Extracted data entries
-- -- --

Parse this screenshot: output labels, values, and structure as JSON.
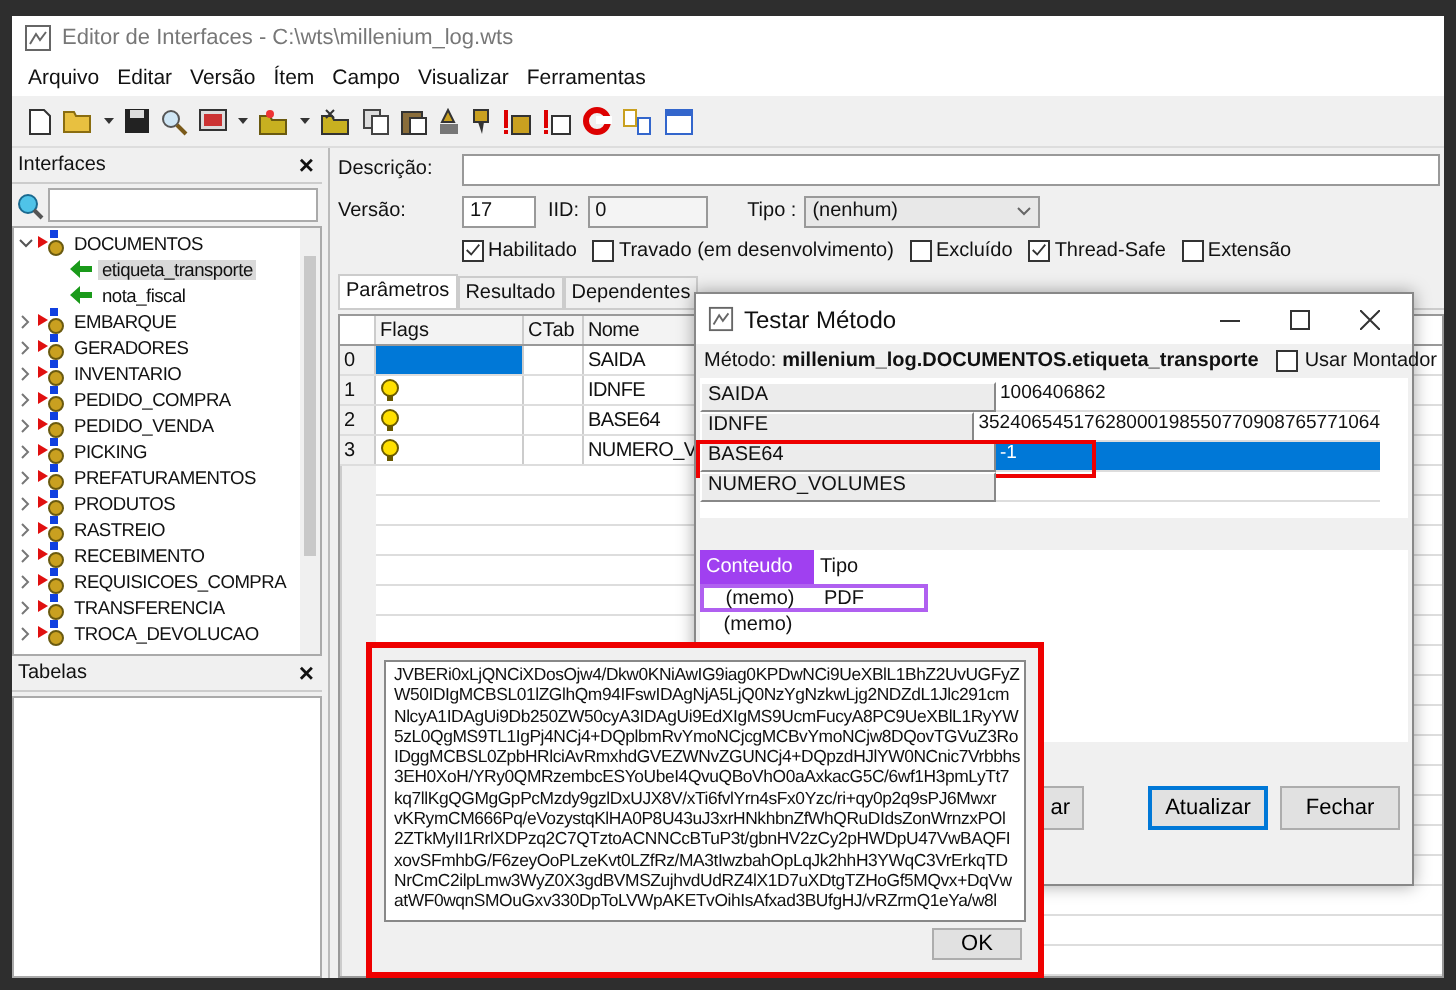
{
  "window": {
    "title": "Editor de Interfaces - C:\\wts\\millenium_log.wts"
  },
  "menu": [
    "Arquivo",
    "Editar",
    "Versão",
    "Ítem",
    "Campo",
    "Visualizar",
    "Ferramentas"
  ],
  "interfaces_panel": {
    "title": "Interfaces",
    "close": "×",
    "tree": [
      {
        "label": "DOCUMENTOS",
        "expanded": true,
        "children": [
          {
            "label": "etiqueta_transporte",
            "selected": true
          },
          {
            "label": "nota_fiscal",
            "selected": false
          }
        ]
      },
      {
        "label": "EMBARQUE",
        "expanded": false
      },
      {
        "label": "GERADORES",
        "expanded": false
      },
      {
        "label": "INVENTARIO",
        "expanded": false
      },
      {
        "label": "PEDIDO_COMPRA",
        "expanded": false
      },
      {
        "label": "PEDIDO_VENDA",
        "expanded": false
      },
      {
        "label": "PICKING",
        "expanded": false
      },
      {
        "label": "PREFATURAMENTOS",
        "expanded": false
      },
      {
        "label": "PRODUTOS",
        "expanded": false
      },
      {
        "label": "RASTREIO",
        "expanded": false
      },
      {
        "label": "RECEBIMENTO",
        "expanded": false
      },
      {
        "label": "REQUISICOES_COMPRA",
        "expanded": false
      },
      {
        "label": "TRANSFERENCIA",
        "expanded": false
      },
      {
        "label": "TROCA_DEVOLUCAO",
        "expanded": false
      }
    ]
  },
  "tabelas_panel": {
    "title": "Tabelas",
    "close": "×"
  },
  "form": {
    "descricao_label": "Descrição:",
    "versao_label": "Versão:",
    "versao": "17",
    "iid_label": "IID:",
    "iid": "0",
    "tipo_label": "Tipo :",
    "tipo": "(nenhum)",
    "checkboxes": [
      {
        "label": "Habilitado",
        "checked": true
      },
      {
        "label": "Travado (em desenvolvimento)",
        "checked": false
      },
      {
        "label": "Excluído",
        "checked": false
      },
      {
        "label": "Thread-Safe",
        "checked": true
      },
      {
        "label": "Extensão",
        "checked": false
      }
    ]
  },
  "tabs": [
    {
      "label": "Parâmetros",
      "selected": true
    },
    {
      "label": "Resultado",
      "selected": false
    },
    {
      "label": "Dependentes",
      "selected": false
    }
  ],
  "grid": {
    "columns": [
      "Flags",
      "CTab",
      "Nome"
    ],
    "rows": [
      {
        "index": "0",
        "flag": false,
        "nome": "SAIDA",
        "selected": true
      },
      {
        "index": "1",
        "flag": true,
        "nome": "IDNFE",
        "selected": false
      },
      {
        "index": "2",
        "flag": true,
        "nome": "BASE64",
        "selected": false
      },
      {
        "index": "3",
        "flag": true,
        "nome": "NUMERO_V",
        "selected": false
      }
    ]
  },
  "dialog": {
    "title": "Testar Método",
    "method_label": "Método:",
    "method": "millenium_log.DOCUMENTOS.etiqueta_transporte",
    "usar_montador": {
      "label": "Usar Montador",
      "checked": false
    },
    "params": [
      {
        "name": "SAIDA",
        "value": "1006406862",
        "selected": false,
        "highlighted": false
      },
      {
        "name": "IDNFE",
        "value": "35240654517628000198550770908765771064",
        "selected": false,
        "highlighted": false
      },
      {
        "name": "BASE64",
        "value": "-1",
        "selected": true,
        "highlighted": true
      },
      {
        "name": "NUMERO_VOLUMES",
        "selected": false,
        "highlighted": false
      }
    ],
    "result_columns": [
      {
        "label": "Conteudo",
        "highlighted": true
      },
      {
        "label": "Tipo",
        "highlighted": false
      }
    ],
    "results": [
      {
        "conteudo": "(memo)",
        "tipo": "PDF",
        "selected": true
      },
      {
        "conteudo": "(memo)",
        "selected": false
      }
    ],
    "buttons": [
      {
        "label": "ar",
        "default": false
      },
      {
        "label": "Atualizar",
        "default": true
      },
      {
        "label": "Fechar",
        "default": false
      }
    ]
  },
  "memo": {
    "highlighted": true,
    "ok": "OK",
    "lines": [
      "JVBERi0xLjQNCiXDosOjw4/Dkw0KNiAwIG9iag0KPDwNCi9UeXBlL1BhZ2UvUGFyZ",
      "W50IDIgMCBSL01lZGlhQm94IFswIDAgNjA5LjQ0NzYgNzkwLjg2NDZdL1Jlc291cm",
      "NlcyA1IDAgUi9Db250ZW50cyA3IDAgUi9EdXIgMS9UcmFucyA8PC9UeXBlL1RyYW",
      "5zL0QgMS9TL1IgPj4NCj4+DQplbmRvYmoNCjcgMCBvYmoNCjw8DQovTGVuZ3Ro",
      "IDggMCBSL0ZpbHRlciAvRmxhdGVEZWNvZGUNCj4+DQpzdHJlYW0NCnic7Vrbbhs",
      "3EH0XoH/YRy0QMRzembcESYoUbeI4QvuQBoVhO0aAxkacG5C/6wf1H3pmLyTt7",
      "kq7llKgQGMgGpPcMzdy9gzlDxUJX8V/xTi6fvlYrn4sFx0Yzc/ri+qy0p2q9sPJ6Mwxr",
      "vKRymCM666Pq/eVozystqKlHA0P8U43uJ3xrHNkhbnZfWhQRuDIdsZonWrnzxPOl",
      "2ZTkMyII1RrlXDPzq2C7QTztoACNNCcBTuP3t/gbnHV2zCy2pHWDpU47VwBAQFI",
      "xovSFmhbG/F6zeyOoPLzeKvt0LZfRz/MA3tIwzbahOpLqJk2hhH3YWqC3VrErkqTD",
      "NrCmC2ilpLmw3WyZ0X3gdBVMSZujhvdUdRZ4lX1D7uXDtgTZHoGf5MQvx+DqVw",
      "atWF0wqnSMOuGxv330DpToLVWpAKETvOihIsAfxad3BUfgHJ/vRZrmQ1eYa/w8l"
    ]
  }
}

-- -- --

# [Written request]
Pictures in the records above are left out; print everything else exactly as written.

# [In response]
Parse this screenshot: output labels, values, and structure as JSON.
{
  "window": {
    "title": "Editor de Interfaces - C:\\wts\\millenium_log.wts"
  },
  "menu": [
    "Arquivo",
    "Editar",
    "Versão",
    "Ítem",
    "Campo",
    "Visualizar",
    "Ferramentas"
  ],
  "interfaces_panel": {
    "title": "Interfaces",
    "close": "×",
    "tree": [
      {
        "label": "DOCUMENTOS",
        "expanded": true,
        "children": [
          {
            "label": "etiqueta_transporte",
            "selected": true
          },
          {
            "label": "nota_fiscal",
            "selected": false
          }
        ]
      },
      {
        "label": "EMBARQUE",
        "expanded": false
      },
      {
        "label": "GERADORES",
        "expanded": false
      },
      {
        "label": "INVENTARIO",
        "expanded": false
      },
      {
        "label": "PEDIDO_COMPRA",
        "expanded": false
      },
      {
        "label": "PEDIDO_VENDA",
        "expanded": false
      },
      {
        "label": "PICKING",
        "expanded": false
      },
      {
        "label": "PREFATURAMENTOS",
        "expanded": false
      },
      {
        "label": "PRODUTOS",
        "expanded": false
      },
      {
        "label": "RASTREIO",
        "expanded": false
      },
      {
        "label": "RECEBIMENTO",
        "expanded": false
      },
      {
        "label": "REQUISICOES_COMPRA",
        "expanded": false
      },
      {
        "label": "TRANSFERENCIA",
        "expanded": false
      },
      {
        "label": "TROCA_DEVOLUCAO",
        "expanded": false
      }
    ]
  },
  "tabelas_panel": {
    "title": "Tabelas",
    "close": "×"
  },
  "form": {
    "descricao_label": "Descrição:",
    "versao_label": "Versão:",
    "versao": "17",
    "iid_label": "IID:",
    "iid": "0",
    "tipo_label": "Tipo :",
    "tipo": "(nenhum)",
    "checkboxes": [
      {
        "label": "Habilitado",
        "checked": true
      },
      {
        "label": "Travado (em desenvolvimento)",
        "checked": false
      },
      {
        "label": "Excluído",
        "checked": false
      },
      {
        "label": "Thread-Safe",
        "checked": true
      },
      {
        "label": "Extensão",
        "checked": false
      }
    ]
  },
  "tabs": [
    {
      "label": "Parâmetros",
      "selected": true
    },
    {
      "label": "Resultado",
      "selected": false
    },
    {
      "label": "Dependentes",
      "selected": false
    }
  ],
  "grid": {
    "columns": [
      "Flags",
      "CTab",
      "Nome"
    ],
    "rows": [
      {
        "index": "0",
        "flag": false,
        "nome": "SAIDA",
        "selected": true
      },
      {
        "index": "1",
        "flag": true,
        "nome": "IDNFE",
        "selected": false
      },
      {
        "index": "2",
        "flag": true,
        "nome": "BASE64",
        "selected": false
      },
      {
        "index": "3",
        "flag": true,
        "nome": "NUMERO_V",
        "selected": false
      }
    ]
  },
  "dialog": {
    "title": "Testar Método",
    "method_label": "Método:",
    "method": "millenium_log.DOCUMENTOS.etiqueta_transporte",
    "usar_montador": {
      "label": "Usar Montador",
      "checked": false
    },
    "params": [
      {
        "name": "SAIDA",
        "value": "1006406862",
        "selected": false,
        "highlighted": false
      },
      {
        "name": "IDNFE",
        "value": "35240654517628000198550770908765771064",
        "selected": false,
        "highlighted": false
      },
      {
        "name": "BASE64",
        "value": "-1",
        "selected": true,
        "highlighted": true
      },
      {
        "name": "NUMERO_VOLUMES",
        "selected": false,
        "highlighted": false
      }
    ],
    "result_columns": [
      {
        "label": "Conteudo",
        "highlighted": true
      },
      {
        "label": "Tipo",
        "highlighted": false
      }
    ],
    "results": [
      {
        "conteudo": "(memo)",
        "tipo": "PDF",
        "selected": true
      },
      {
        "conteudo": "(memo)",
        "selected": false
      }
    ],
    "buttons": [
      {
        "label": "ar",
        "default": false
      },
      {
        "label": "Atualizar",
        "default": true
      },
      {
        "label": "Fechar",
        "default": false
      }
    ]
  },
  "memo": {
    "highlighted": true,
    "ok": "OK",
    "lines": [
      "JVBERi0xLjQNCiXDosOjw4/Dkw0KNiAwIG9iag0KPDwNCi9UeXBlL1BhZ2UvUGFyZ",
      "W50IDIgMCBSL01lZGlhQm94IFswIDAgNjA5LjQ0NzYgNzkwLjg2NDZdL1Jlc291cm",
      "NlcyA1IDAgUi9Db250ZW50cyA3IDAgUi9EdXIgMS9UcmFucyA8PC9UeXBlL1RyYW",
      "5zL0QgMS9TL1IgPj4NCj4+DQplbmRvYmoNCjcgMCBvYmoNCjw8DQovTGVuZ3Ro",
      "IDggMCBSL0ZpbHRlciAvRmxhdGVEZWNvZGUNCj4+DQpzdHJlYW0NCnic7Vrbbhs",
      "3EH0XoH/YRy0QMRzembcESYoUbeI4QvuQBoVhO0aAxkacG5C/6wf1H3pmLyTt7",
      "kq7llKgQGMgGpPcMzdy9gzlDxUJX8V/xTi6fvlYrn4sFx0Yzc/ri+qy0p2q9sPJ6Mwxr",
      "vKRymCM666Pq/eVozystqKlHA0P8U43uJ3xrHNkhbnZfWhQRuDIdsZonWrnzxPOl",
      "2ZTkMyII1RrlXDPzq2C7QTztoACNNCcBTuP3t/gbnHV2zCy2pHWDpU47VwBAQFI",
      "xovSFmhbG/F6zeyOoPLzeKvt0LZfRz/MA3tIwzbahOpLqJk2hhH3YWqC3VrErkqTD",
      "NrCmC2ilpLmw3WyZ0X3gdBVMSZujhvdUdRZ4lX1D7uXDtgTZHoGf5MQvx+DqVw",
      "atWF0wqnSMOuGxv330DpToLVWpAKETvOihIsAfxad3BUfgHJ/vRZrmQ1eYa/w8l"
    ]
  }
}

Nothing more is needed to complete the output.